> **TEXT EXTRACT**:
>>>>
# Modding the Elvis Animatronic Bust



## Retroplayer (Feb 22, 2013)

So I finally ended up buying a 3D printer and one of my long-time projects that was put on hold is in full-steam mode again. I am in the process of redesigning the parts of the Wowwee Alive Animatronic Elvis bust to use standard servos instead of the custom gearbox DC motors and pots. This will allow any servo controller to control the animatronic head.

The goal is to make it as much of a drop-in replacement as possible, requiring the least amount of modding. Just remove the old assemblies, assemble a few of the original parts on to the replacement parts and screw it all back in. However, I am also throwing in some enhancements as I go.

I have mostly completed the eye mechanisms. All that is left for this is that a few linkages need to be finalized and the model needs to be tweaked a bit to make it printable due to all the overhangs. I did move the eye U/D linkage directly into the main eye mechanism (if you haven't been inside your Elvis yet, you may not know what I am talking about.) Currently there is an off-board motor in the top of the head that raises and lowers the whole eye mechanism pivoting on the nose piece. The real benefit to moving it into the main assembly is that the eye mechanism can then be used in future animatronic projects since it is all in one. You would just need to fix the nose piece into your own underskull.

I have been printing the parts out as I go to test fit and so far all is going well.










In the eye mech, you get:
Eyes L/R
Eyes U/D
Left Eyelid
Right Eyelid (though I may link these together)
Eyebrows U/D (linked, not separate)








Next up is the jaw and mouth. I never liked the lip-curl effect, so I will most likely leave that out completely or look into the possibility of adding more expression to the mouth (versus jaw just moving up and down.)

The neck mechanism will end up being completely redesigned because most people that want to use the head, want to put it on another body. I plan to try to make it work with the original bust as well, however.

__
https://flic.kr/p/omhS1R


----------



## Retroplayer (Feb 22, 2013)
<<<<
> **SOURCE DATA**:
>>>>
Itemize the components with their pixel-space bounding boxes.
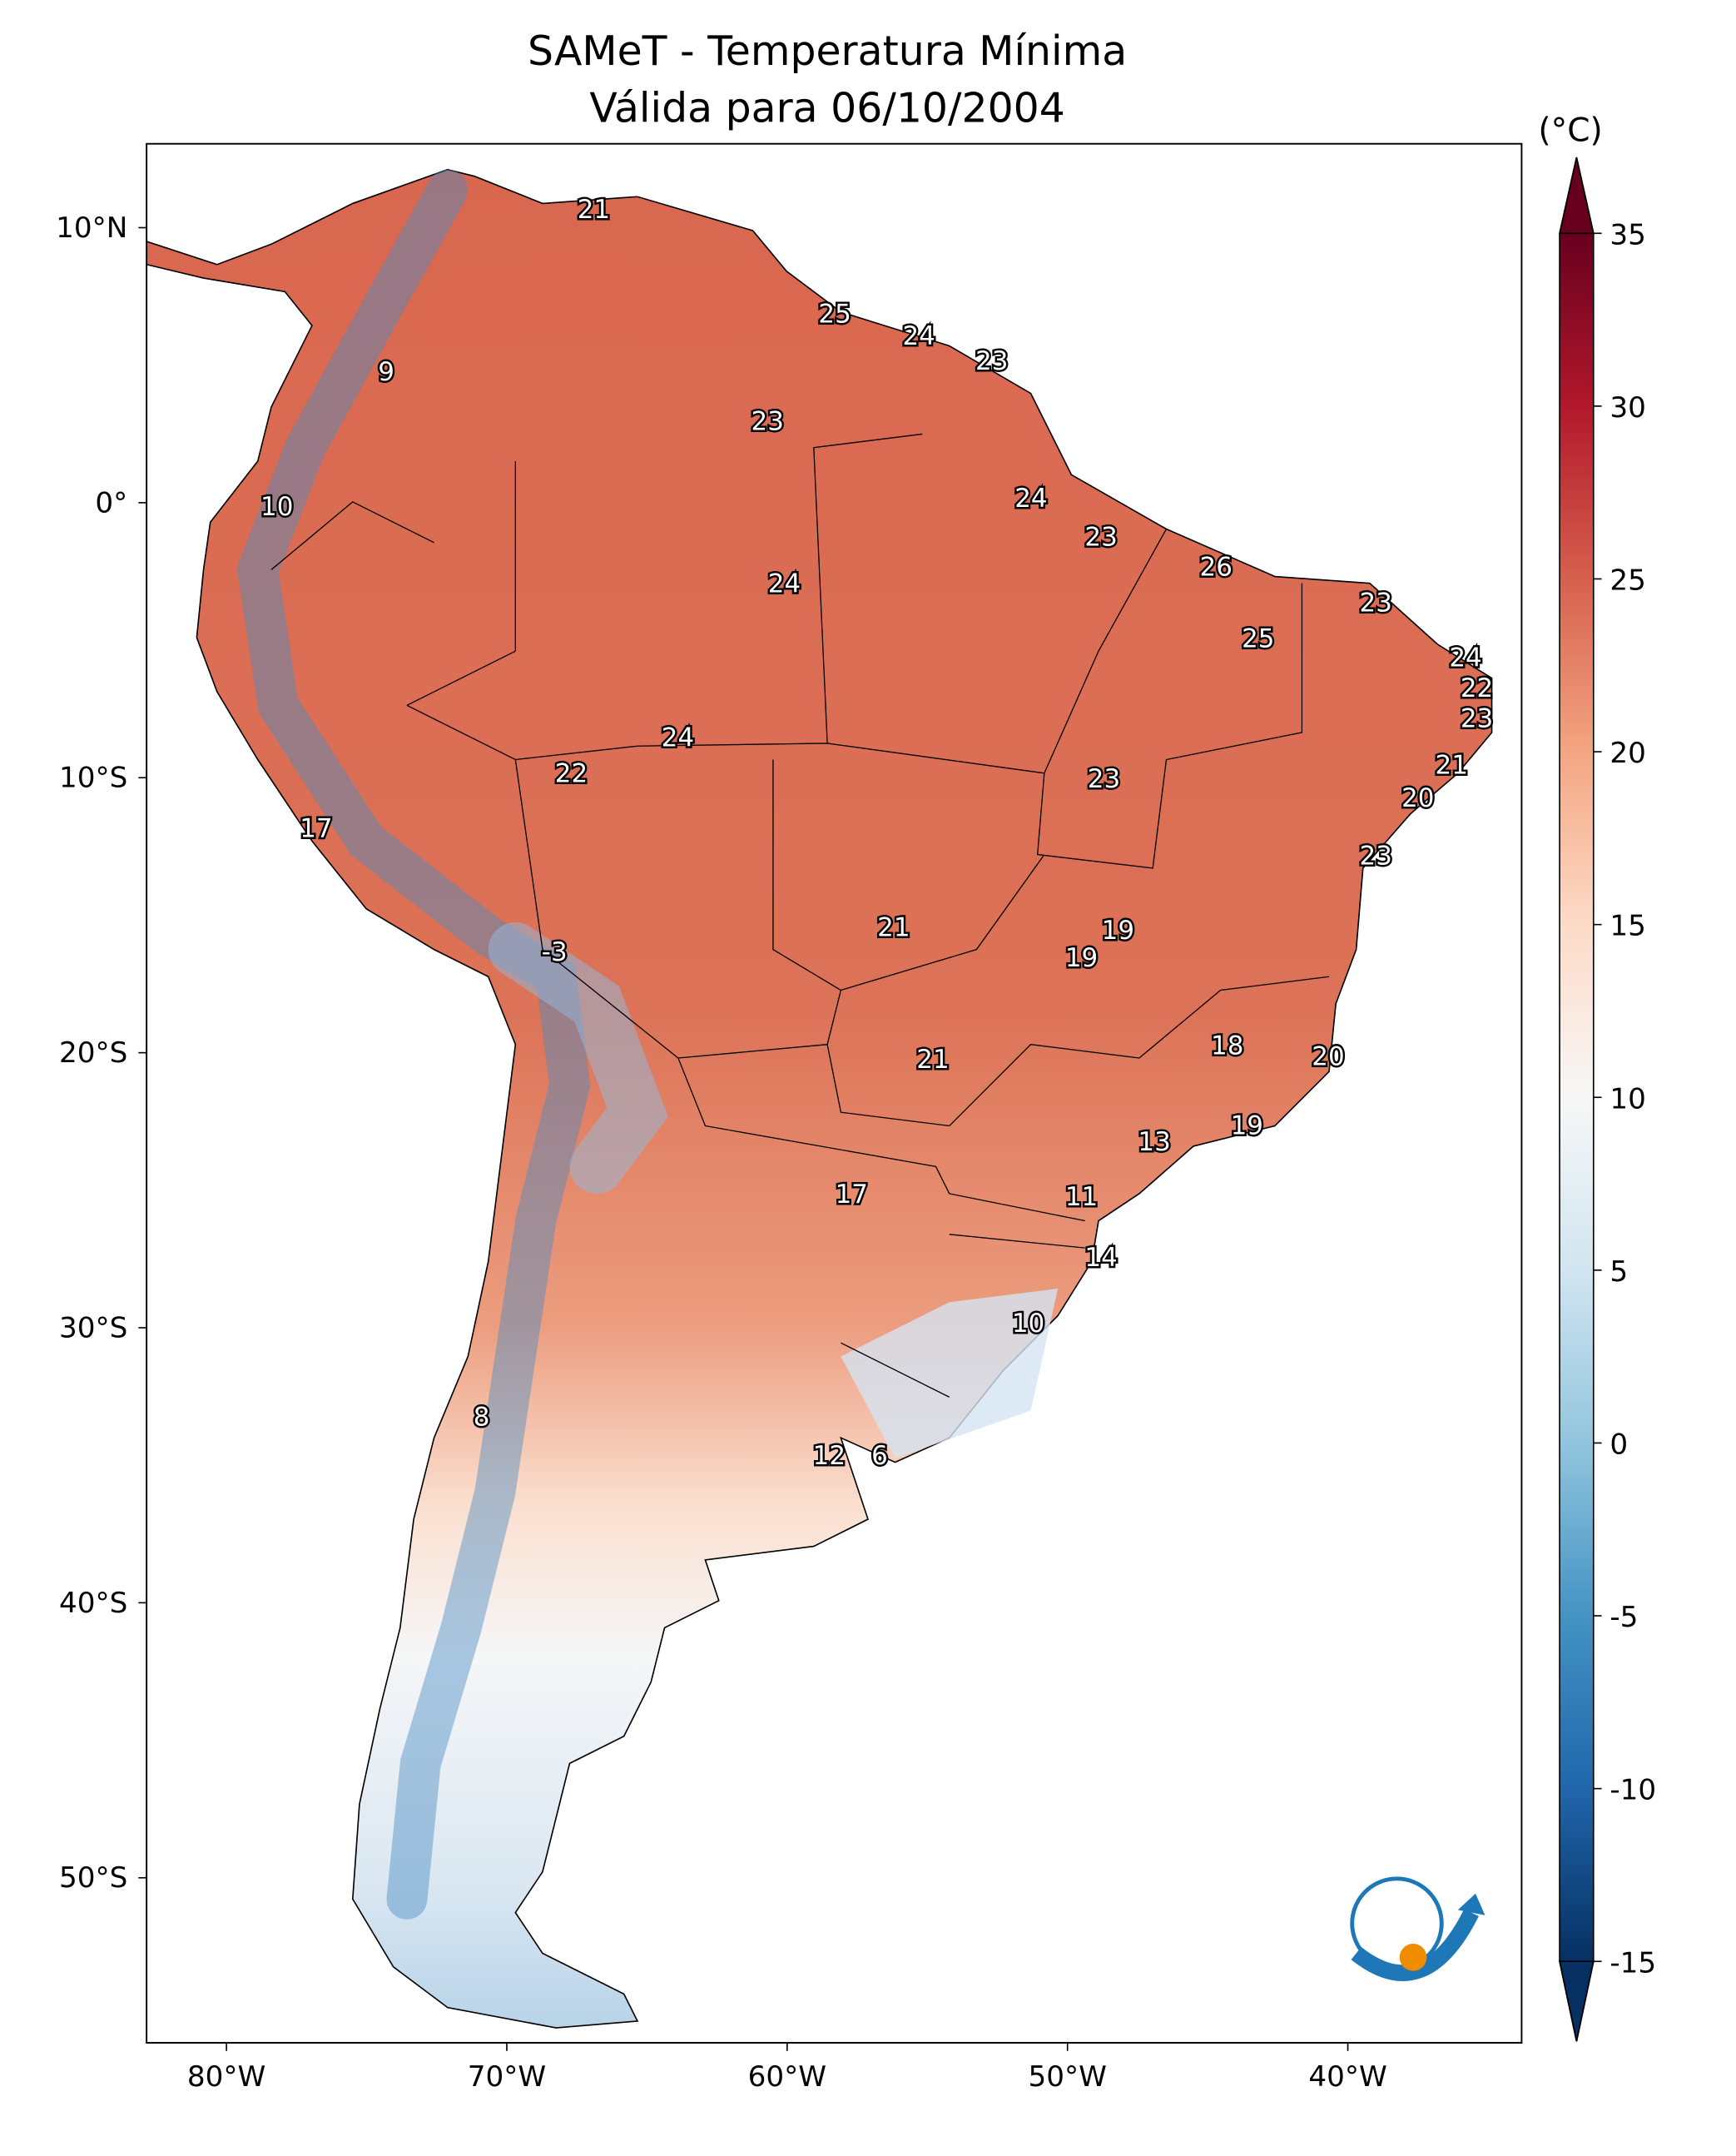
<<<<
> **DIRECTIVE**:
Transcribe everything in the Elvis bust modding thread from "Next up is the" down to "up and down.)", word for word.

> **RESPONSE TO THIS EXERCISE**:
Next up is the jaw and mouth. I never liked the lip-curl effect, so I will most likely leave that out completely or look into the possibility of adding more expression to the mouth (versus jaw just moving up and down.)